#### [YOUR TASK]
The data below should be printed in full, exactly, and without any of its images.

#### [EXTRACTED INFORMATION]

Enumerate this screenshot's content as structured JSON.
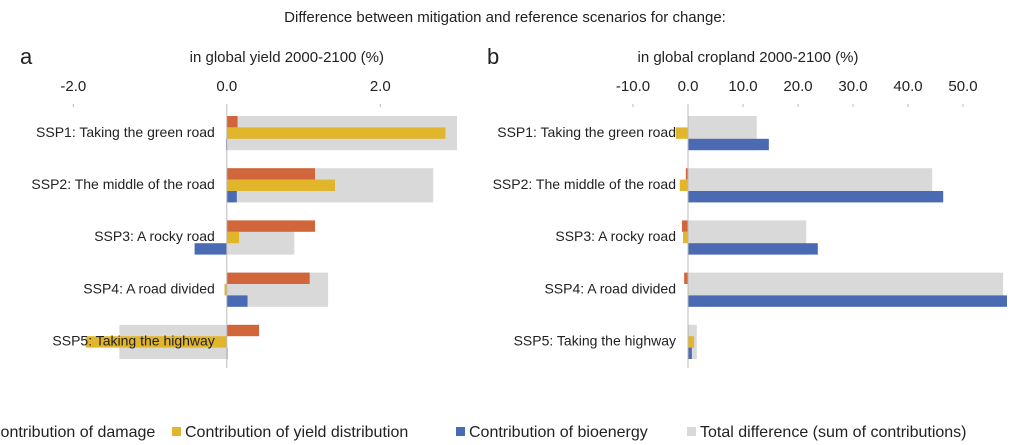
{
  "title": "Difference between mitigation and reference scenarios for change:",
  "chart_data": [
    {
      "type": "bar",
      "orientation": "horizontal",
      "panel_label": "a",
      "title": "in global yield 2000-2100 (%)",
      "categories": [
        "SSP1: Taking the green road",
        "SSP2: The middle of the road",
        "SSP3: A rocky road",
        "SSP4: A road divided",
        "SSP5: Taking the highway"
      ],
      "xlim": [
        -2.5,
        3.0
      ],
      "xticks": [
        {
          "value": -2,
          "label": "-2.0"
        },
        {
          "value": 0,
          "label": "0.0"
        },
        {
          "value": 2,
          "label": "2.0"
        }
      ],
      "series": [
        {
          "name": "Contribution of damage",
          "color": "#d0663a",
          "values": [
            0.14,
            1.15,
            1.15,
            1.08,
            0.42
          ]
        },
        {
          "name": "Contribution of yield distribution",
          "color": "#e1b52c",
          "values": [
            2.85,
            1.41,
            0.16,
            -0.03,
            -1.84
          ]
        },
        {
          "name": "Contribution of bioenergy",
          "color": "#4a6ab3",
          "values": [
            -0.01,
            0.13,
            -0.42,
            0.27,
            0.01
          ]
        },
        {
          "name": "Total difference (sum of contributions)",
          "color": "#d9d9d9",
          "values": [
            3.0,
            2.69,
            0.88,
            1.32,
            -1.4
          ]
        }
      ]
    },
    {
      "type": "bar",
      "orientation": "horizontal",
      "panel_label": "b",
      "title": "in global cropland 2000-2100 (%)",
      "categories": [
        "SSP1: Taking the green road",
        "SSP2: The middle of the road",
        "SSP3: A rocky road",
        "SSP4: A road divided",
        "SSP5: Taking the highway"
      ],
      "xlim": [
        -12,
        58
      ],
      "xticks": [
        {
          "value": -10,
          "label": "-10.0"
        },
        {
          "value": 0,
          "label": "0.0"
        },
        {
          "value": 10,
          "label": "10.0"
        },
        {
          "value": 20,
          "label": "20.0"
        },
        {
          "value": 30,
          "label": "30.0"
        },
        {
          "value": 40,
          "label": "40.0"
        },
        {
          "value": 50,
          "label": "50.0"
        }
      ],
      "series": [
        {
          "name": "Contribution of damage",
          "color": "#d0663a",
          "values": [
            0.1,
            -0.4,
            -1.1,
            -0.7,
            0.1
          ]
        },
        {
          "name": "Contribution of yield distribution",
          "color": "#e1b52c",
          "values": [
            -2.2,
            -1.5,
            -0.9,
            0.1,
            1.1
          ]
        },
        {
          "name": "Contribution of bioenergy",
          "color": "#4a6ab3",
          "values": [
            14.7,
            46.4,
            23.6,
            58,
            0.7
          ]
        },
        {
          "name": "Total difference (sum of contributions)",
          "color": "#d9d9d9",
          "values": [
            12.5,
            44.4,
            21.5,
            57.3,
            1.6
          ]
        }
      ]
    }
  ]
}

#### [CORRECT OUTPUT]
Enumerate this screenshot's content as structured JSON.
{
  "title": "Difference between mitigation and reference scenarios for change:",
  "chart_data": [
    {
      "type": "bar",
      "orientation": "horizontal",
      "panel_label": "a",
      "title": "in global yield 2000-2100 (%)",
      "categories": [
        "SSP1: Taking the green road",
        "SSP2: The middle of the road",
        "SSP3: A rocky road",
        "SSP4: A road divided",
        "SSP5: Taking the highway"
      ],
      "xlim": [
        -2.5,
        3.0
      ],
      "xticks": [
        {
          "value": -2,
          "label": "-2.0"
        },
        {
          "value": 0,
          "label": "0.0"
        },
        {
          "value": 2,
          "label": "2.0"
        }
      ],
      "series": [
        {
          "name": "Contribution of damage",
          "color": "#d0663a",
          "values": [
            0.14,
            1.15,
            1.15,
            1.08,
            0.42
          ]
        },
        {
          "name": "Contribution of yield distribution",
          "color": "#e1b52c",
          "values": [
            2.85,
            1.41,
            0.16,
            -0.03,
            -1.84
          ]
        },
        {
          "name": "Contribution of bioenergy",
          "color": "#4a6ab3",
          "values": [
            -0.01,
            0.13,
            -0.42,
            0.27,
            0.01
          ]
        },
        {
          "name": "Total difference (sum of contributions)",
          "color": "#d9d9d9",
          "values": [
            3.0,
            2.69,
            0.88,
            1.32,
            -1.4
          ]
        }
      ]
    },
    {
      "type": "bar",
      "orientation": "horizontal",
      "panel_label": "b",
      "title": "in global cropland 2000-2100 (%)",
      "categories": [
        "SSP1: Taking the green road",
        "SSP2: The middle of the road",
        "SSP3: A rocky road",
        "SSP4: A road divided",
        "SSP5: Taking the highway"
      ],
      "xlim": [
        -12,
        58
      ],
      "xticks": [
        {
          "value": -10,
          "label": "-10.0"
        },
        {
          "value": 0,
          "label": "0.0"
        },
        {
          "value": 10,
          "label": "10.0"
        },
        {
          "value": 20,
          "label": "20.0"
        },
        {
          "value": 30,
          "label": "30.0"
        },
        {
          "value": 40,
          "label": "40.0"
        },
        {
          "value": 50,
          "label": "50.0"
        }
      ],
      "series": [
        {
          "name": "Contribution of damage",
          "color": "#d0663a",
          "values": [
            0.1,
            -0.4,
            -1.1,
            -0.7,
            0.1
          ]
        },
        {
          "name": "Contribution of yield distribution",
          "color": "#e1b52c",
          "values": [
            -2.2,
            -1.5,
            -0.9,
            0.1,
            1.1
          ]
        },
        {
          "name": "Contribution of bioenergy",
          "color": "#4a6ab3",
          "values": [
            14.7,
            46.4,
            23.6,
            58,
            0.7
          ]
        },
        {
          "name": "Total difference (sum of contributions)",
          "color": "#d9d9d9",
          "values": [
            12.5,
            44.4,
            21.5,
            57.3,
            1.6
          ]
        }
      ]
    }
  ]
}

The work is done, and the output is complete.